→ **Exercise data**:
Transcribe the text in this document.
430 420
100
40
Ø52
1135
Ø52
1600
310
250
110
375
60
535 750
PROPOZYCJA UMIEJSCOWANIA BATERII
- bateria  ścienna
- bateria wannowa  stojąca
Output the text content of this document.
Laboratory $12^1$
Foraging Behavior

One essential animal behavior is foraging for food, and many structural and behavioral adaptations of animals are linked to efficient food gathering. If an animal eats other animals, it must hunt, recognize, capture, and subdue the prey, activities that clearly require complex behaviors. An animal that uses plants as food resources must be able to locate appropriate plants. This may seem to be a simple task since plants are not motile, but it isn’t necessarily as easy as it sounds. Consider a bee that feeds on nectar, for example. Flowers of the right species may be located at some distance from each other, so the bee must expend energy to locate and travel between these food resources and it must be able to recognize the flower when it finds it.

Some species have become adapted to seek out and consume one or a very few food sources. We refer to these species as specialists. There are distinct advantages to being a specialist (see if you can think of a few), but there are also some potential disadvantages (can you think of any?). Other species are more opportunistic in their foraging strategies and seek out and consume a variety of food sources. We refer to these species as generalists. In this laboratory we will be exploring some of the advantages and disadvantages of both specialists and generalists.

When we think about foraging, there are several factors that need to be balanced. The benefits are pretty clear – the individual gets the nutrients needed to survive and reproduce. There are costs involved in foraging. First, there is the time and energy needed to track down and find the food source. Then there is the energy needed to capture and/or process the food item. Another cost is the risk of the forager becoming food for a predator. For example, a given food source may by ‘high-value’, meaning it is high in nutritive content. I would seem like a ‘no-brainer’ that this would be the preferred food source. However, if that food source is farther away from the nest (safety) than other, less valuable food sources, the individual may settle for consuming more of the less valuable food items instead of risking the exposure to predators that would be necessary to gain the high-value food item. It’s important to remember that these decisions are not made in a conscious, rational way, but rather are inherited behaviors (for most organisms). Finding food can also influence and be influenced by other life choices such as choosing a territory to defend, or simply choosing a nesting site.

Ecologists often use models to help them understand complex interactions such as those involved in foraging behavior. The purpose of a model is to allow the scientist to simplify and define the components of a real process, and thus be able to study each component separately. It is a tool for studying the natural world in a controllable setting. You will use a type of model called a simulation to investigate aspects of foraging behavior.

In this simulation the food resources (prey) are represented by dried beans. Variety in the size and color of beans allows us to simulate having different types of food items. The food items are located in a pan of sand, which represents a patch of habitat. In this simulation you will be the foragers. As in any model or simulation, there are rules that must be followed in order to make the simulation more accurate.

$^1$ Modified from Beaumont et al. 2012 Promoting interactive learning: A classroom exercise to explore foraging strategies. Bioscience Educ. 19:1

→ **Instruction**: All of the data shown above must be copied exactly.

→ **Solution below**:
Transcribe the text in this document.
430 420
100
40
Ø52
1135
Ø52
1600
310
250
110
375
60
535 750
PROPOZYCJA UMIEJSCOWANIA BATERII
- bateria  ścienna
- bateria wannowa  stojąca
Output the text content of this document.
Laboratory $12^1$
Foraging Behavior

One essential animal behavior is foraging for food, and many structural and behavioral adaptations of animals are linked to efficient food gathering. If an animal eats other animals, it must hunt, recognize, capture, and subdue the prey, activities that clearly require complex behaviors. An animal that uses plants as food resources must be able to locate appropriate plants. This may seem to be a simple task since plants are not motile, but it isn’t necessarily as easy as it sounds. Consider a bee that feeds on nectar, for example. Flowers of the right species may be located at some distance from each other, so the bee must expend energy to locate and travel between these food resources and it must be able to recognize the flower when it finds it.

Some species have become adapted to seek out and consume one or a very few food sources. We refer to these species as specialists. There are distinct advantages to being a specialist (see if you can think of a few), but there are also some potential disadvantages (can you think of any?). Other species are more opportunistic in their foraging strategies and seek out and consume a variety of food sources. We refer to these species as generalists. In this laboratory we will be exploring some of the advantages and disadvantages of both specialists and generalists.

When we think about foraging, there are several factors that need to be balanced. The benefits are pretty clear – the individual gets the nutrients needed to survive and reproduce. There are costs involved in foraging. First, there is the time and energy needed to track down and find the food source. Then there is the energy needed to capture and/or process the food item. Another cost is the risk of the forager becoming food for a predator. For example, a given food source may by ‘high-value’, meaning it is high in nutritive content. I would seem like a ‘no-brainer’ that this would be the preferred food source. However, if that food source is farther away from the nest (safety) than other, less valuable food sources, the individual may settle for consuming more of the less valuable food items instead of risking the exposure to predators that would be necessary to gain the high-value food item. It’s important to remember that these decisions are not made in a conscious, rational way, but rather are inherited behaviors (for most organisms). Finding food can also influence and be influenced by other life choices such as choosing a territory to defend, or simply choosing a nesting site.

Ecologists often use models to help them understand complex interactions such as those involved in foraging behavior. The purpose of a model is to allow the scientist to simplify and define the components of a real process, and thus be able to study each component separately. It is a tool for studying the natural world in a controllable setting. You will use a type of model called a simulation to investigate aspects of foraging behavior.

In this simulation the food resources (prey) are represented by dried beans. Variety in the size and color of beans allows us to simulate having different types of food items. The food items are located in a pan of sand, which represents a patch of habitat. In this simulation you will be the foragers. As in any model or simulation, there are rules that must be followed in order to make the simulation more accurate.

$^1$ Modified from Beaumont et al. 2012 Promoting interactive learning: A classroom exercise to explore foraging strategies. Bioscience Educ. 19:1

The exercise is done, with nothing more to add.